REQUIRED WORK =
Determine how many lines in these records hold "frac". Only the number is wanted.

LISTING =
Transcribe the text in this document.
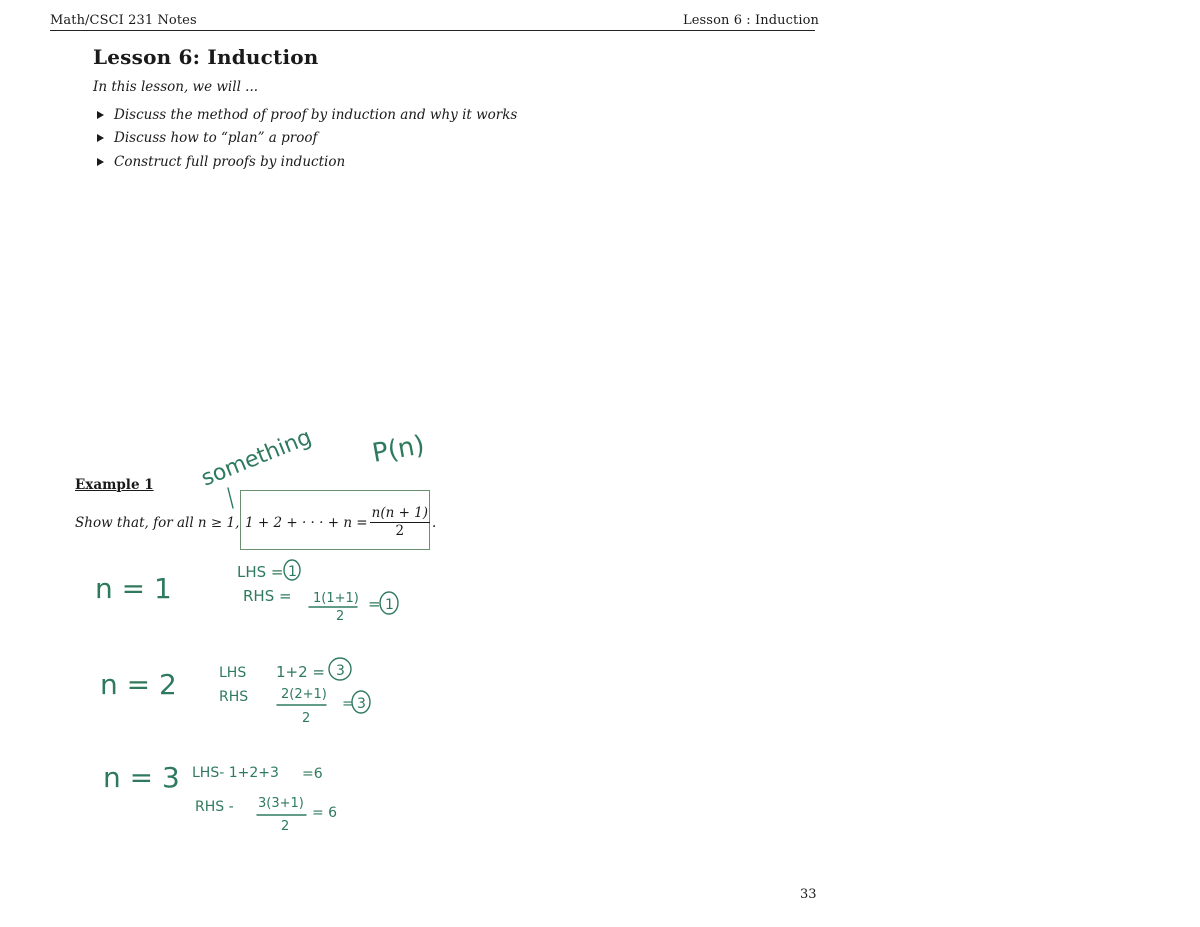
Math/CSCI 231 Notes	Lesson 6 : Induction
Lesson 6: Induction
In this lesson, we will ...
Discuss the method of proof by induction and why it works
Discuss how to “plan” a proof
Construct full proofs by induction
Example 1
Show that, for all n ≥ 1, 1 + 2 + · · · + $n = \frac{n(n + 1)}{2}$ .
something P(n)
n = 1	LHS = 1
RHS = 1(1+1)
2
= 1
n = 2	LHS 1+2 = 3
RHS	2(2+1)
2
= 3
n = 3 LHS- 1+2+3 =6
RHS - 3(3+1)
2
= 6
33
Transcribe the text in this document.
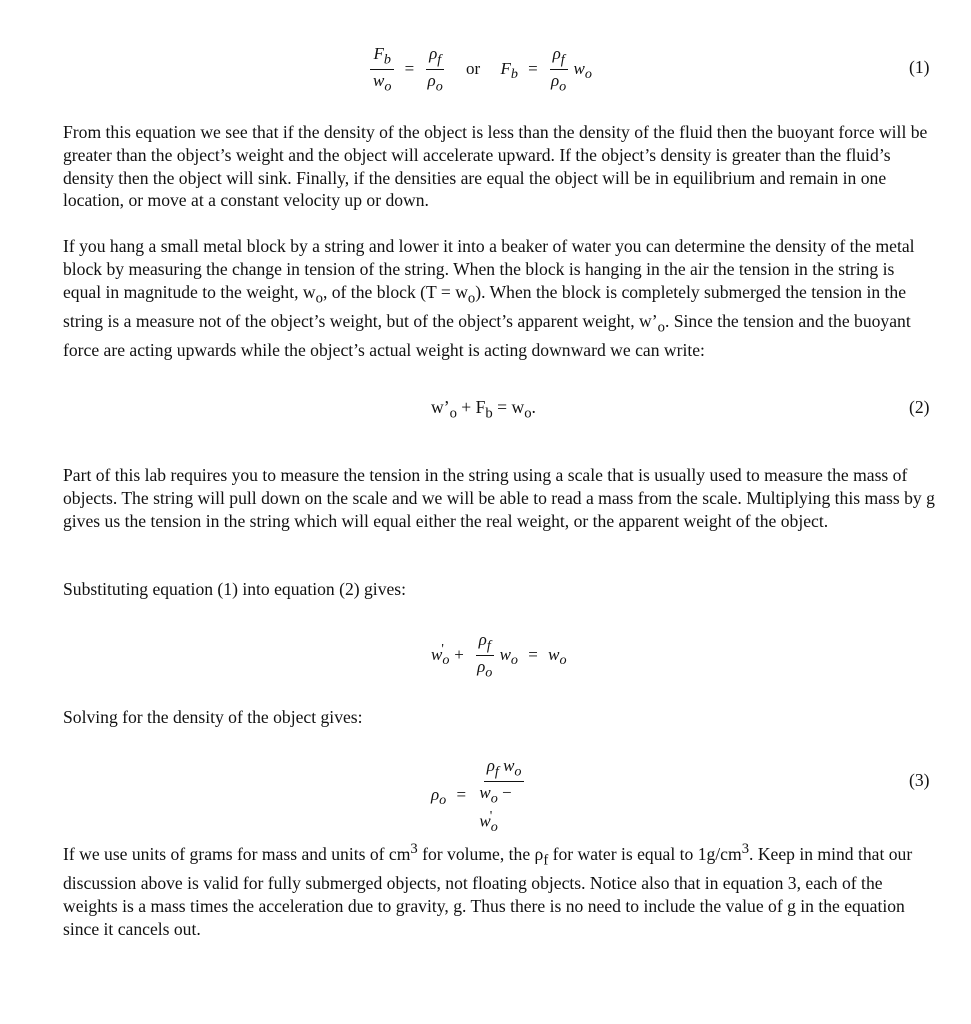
$\frac{F_b}{w_o} = \frac{\rho_f}{\rho_o}$ or $F_b = \frac{\rho_f}{\rho_o} w_o$	(1)

From this equation we see that if the density of the object is less than the density of the fluid then the buoyant force will be greater than the object’s weight and the object will accelerate upward. If the object’s density is greater than the fluid’s density then the object will sink. Finally, if the densities are equal the object will be in equilibrium and remain in one location, or move at a constant velocity up or down.

If you hang a small metal block by a string and lower it into a beaker of water you can determine the density of the metal block by measuring the change in tension of the string. When the block is hanging in the air the tension in the string is equal in magnitude to the weight, $w_o$, of the block $(T = w_o)$. When the block is completely submerged the tension in the string is a measure not of the object’s weight, but of the object’s apparent weight, $w’_o$. Since the tension and the buoyant force are acting upwards while the object’s actual weight is acting downward we can write:

$w’_o + F_b = w_o$.	(2)

Part of this lab requires you to measure the tension in the string using a scale that is usually used to measure the mass of objects. The string will pull down on the scale and we will be able to read a mass from the scale. Multiplying this mass by g gives us the tension in the string which will equal either the real weight, or the apparent weight of the object.

Substituting equation (1) into equation (2) gives:

$w_o' + \frac{\rho_f}{\rho_o} w_o = w_o$

Solving for the density of the object gives:

$\rho_o = \frac{\rho_f w_o}{w_o - w_o'}$	(3)

If we use units of grams for mass and units of $cm^3$ for volume, the $\rho_f$ for water is equal to $1g/cm^3$. Keep in mind that our discussion above is valid for fully submerged objects, not floating objects. Notice also that in equation 3, each of the weights is a mass times the acceleration due to gravity, g. Thus there is no need to include the value of g in the equation since it cancels out.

WRITTEN SOLUTION =
4